Give again, unaltered, the line with "Give me the" and all lines that follow it in the listing below, minus any pictures.

──────── Extracted material

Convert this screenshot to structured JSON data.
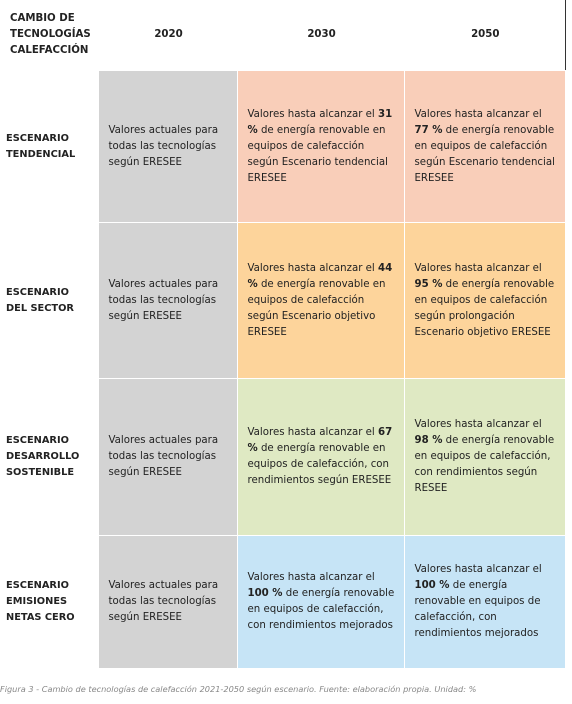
{
  "header": {
    "title": "CAMBIO DE TECNOLOGÍAS CALEFACCIÓN",
    "columns": [
      "2020",
      "2030",
      "2050"
    ]
  },
  "rows": [
    {
      "label": "ESCENARIO TENDENCIAL",
      "cells": [
        {
          "before": "Valores actuales para todas las tecnologías según ERESEE"
        },
        {
          "before": "Valores hasta alcanzar el ",
          "bold": "31 %",
          "after": " de energía renovable en equipos de calefacción según Escenario tendencial ERESEE"
        },
        {
          "before": "Valores hasta alcanzar el ",
          "bold": "77 %",
          "after": " de energía renovable en equipos de calefacción según Escenario tendencial ERESEE"
        }
      ]
    },
    {
      "label": "ESCENARIO DEL SECTOR",
      "cells": [
        {
          "before": "Valores actuales para todas las tecnologías según ERESEE"
        },
        {
          "before": "Valores hasta alcanzar el ",
          "bold": "44 %",
          "after": " de energía renovable en equipos de calefacción según Escenario objetivo ERESEE"
        },
        {
          "before": "Valores hasta alcanzar el ",
          "bold": "95 %",
          "after": " de energía renovable en equipos de calefacción según prolongación Escenario objetivo ERESEE"
        }
      ]
    },
    {
      "label": "ESCENARIO DESARROLLO SOSTENIBLE",
      "cells": [
        {
          "before": "Valores actuales para todas las tecnologías según ERESEE"
        },
        {
          "before": "Valores hasta alcanzar el ",
          "bold": "67 %",
          "after": " de energía renovable en equipos de calefacción, con rendimientos según ERESEE"
        },
        {
          "before": "Valores hasta alcanzar el ",
          "bold": "98 %",
          "after": " de energía renovable en equipos de calefacción, con rendimientos según RESEE"
        }
      ]
    },
    {
      "label": "ESCENARIO EMISIONES NETAS CERO",
      "cells": [
        {
          "before": "Valores actuales para todas las tecnologías según ERESEE"
        },
        {
          "before": "Valores hasta alcanzar el ",
          "bold": "100 %",
          "after": " de energía renovable en equipos de calefacción, con rendimientos mejorados"
        },
        {
          "before": "Valores hasta alcanzar el ",
          "bold": "100 %",
          "after": " de energía renovable en equipos de calefacción, con rendimientos mejorados"
        }
      ]
    }
  ],
  "caption": "Figura 3 - Cambio de tecnologías de calefacción 2021-2050 según escenario. Fuente: elaboración propia. Unidad: %"
}
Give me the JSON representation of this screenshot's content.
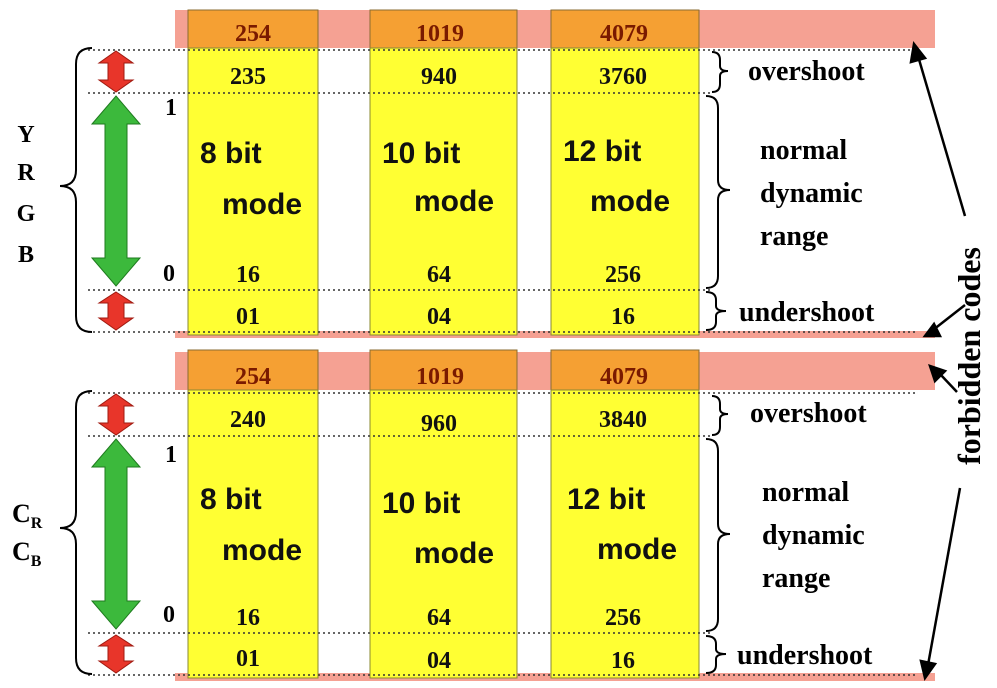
{
  "colors": {
    "forbidden_band": "#F5A193",
    "column_orange": "#F5A033",
    "column_yellow": "#FFFF33",
    "normal_arrow": "#3CB93C",
    "headroom_arrow": "#E8352A",
    "code_text": "#7A1A00",
    "label_text": "#000000"
  },
  "columns": [
    {
      "id": "8bit",
      "mode_line1": "8 bit",
      "mode_line2": "mode"
    },
    {
      "id": "10bit",
      "mode_line1": "10 bit",
      "mode_line2": "mode"
    },
    {
      "id": "12bit",
      "mode_line1": "12 bit",
      "mode_line2": "mode"
    }
  ],
  "panels": [
    {
      "id": "yrgb",
      "signal_label_lines": [
        "Y",
        "R",
        "G",
        "B"
      ],
      "top_codes": [
        "254",
        "1019",
        "4079"
      ],
      "overshoot_codes": [
        "235",
        "940",
        "3760"
      ],
      "black_codes": [
        "16",
        "64",
        "256"
      ],
      "undershoot_codes": [
        "01",
        "04",
        "16"
      ],
      "scale_one": "1",
      "scale_zero": "0",
      "overshoot_label": "overshoot",
      "normal_label_lines": [
        "normal",
        "dynamic",
        "range"
      ],
      "undershoot_label": "undershoot"
    },
    {
      "id": "cbcr",
      "signal_label_lines": [
        "C",
        "C"
      ],
      "signal_label_subscripts": [
        "R",
        "B"
      ],
      "top_codes": [
        "254",
        "1019",
        "4079"
      ],
      "overshoot_codes": [
        "240",
        "960",
        "3840"
      ],
      "black_codes": [
        "16",
        "64",
        "256"
      ],
      "undershoot_codes": [
        "01",
        "04",
        "16"
      ],
      "scale_one": "1",
      "scale_zero": "0",
      "overshoot_label": "overshoot",
      "normal_label_lines": [
        "normal",
        "dynamic",
        "range"
      ],
      "undershoot_label": "undershoot"
    }
  ],
  "forbidden_label": "forbidden codes"
}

────────────────

Exercise response:
Give me the JSON representation of this screenshot's content.
{
  "colors": {
    "forbidden_band": "#F5A193",
    "column_orange": "#F5A033",
    "column_yellow": "#FFFF33",
    "normal_arrow": "#3CB93C",
    "headroom_arrow": "#E8352A",
    "code_text": "#7A1A00",
    "label_text": "#000000"
  },
  "columns": [
    {
      "id": "8bit",
      "mode_line1": "8 bit",
      "mode_line2": "mode"
    },
    {
      "id": "10bit",
      "mode_line1": "10 bit",
      "mode_line2": "mode"
    },
    {
      "id": "12bit",
      "mode_line1": "12 bit",
      "mode_line2": "mode"
    }
  ],
  "panels": [
    {
      "id": "yrgb",
      "signal_label_lines": [
        "Y",
        "R",
        "G",
        "B"
      ],
      "top_codes": [
        "254",
        "1019",
        "4079"
      ],
      "overshoot_codes": [
        "235",
        "940",
        "3760"
      ],
      "black_codes": [
        "16",
        "64",
        "256"
      ],
      "undershoot_codes": [
        "01",
        "04",
        "16"
      ],
      "scale_one": "1",
      "scale_zero": "0",
      "overshoot_label": "overshoot",
      "normal_label_lines": [
        "normal",
        "dynamic",
        "range"
      ],
      "undershoot_label": "undershoot"
    },
    {
      "id": "cbcr",
      "signal_label_lines": [
        "C",
        "C"
      ],
      "signal_label_subscripts": [
        "R",
        "B"
      ],
      "top_codes": [
        "254",
        "1019",
        "4079"
      ],
      "overshoot_codes": [
        "240",
        "960",
        "3840"
      ],
      "black_codes": [
        "16",
        "64",
        "256"
      ],
      "undershoot_codes": [
        "01",
        "04",
        "16"
      ],
      "scale_one": "1",
      "scale_zero": "0",
      "overshoot_label": "overshoot",
      "normal_label_lines": [
        "normal",
        "dynamic",
        "range"
      ],
      "undershoot_label": "undershoot"
    }
  ],
  "forbidden_label": "forbidden codes"
}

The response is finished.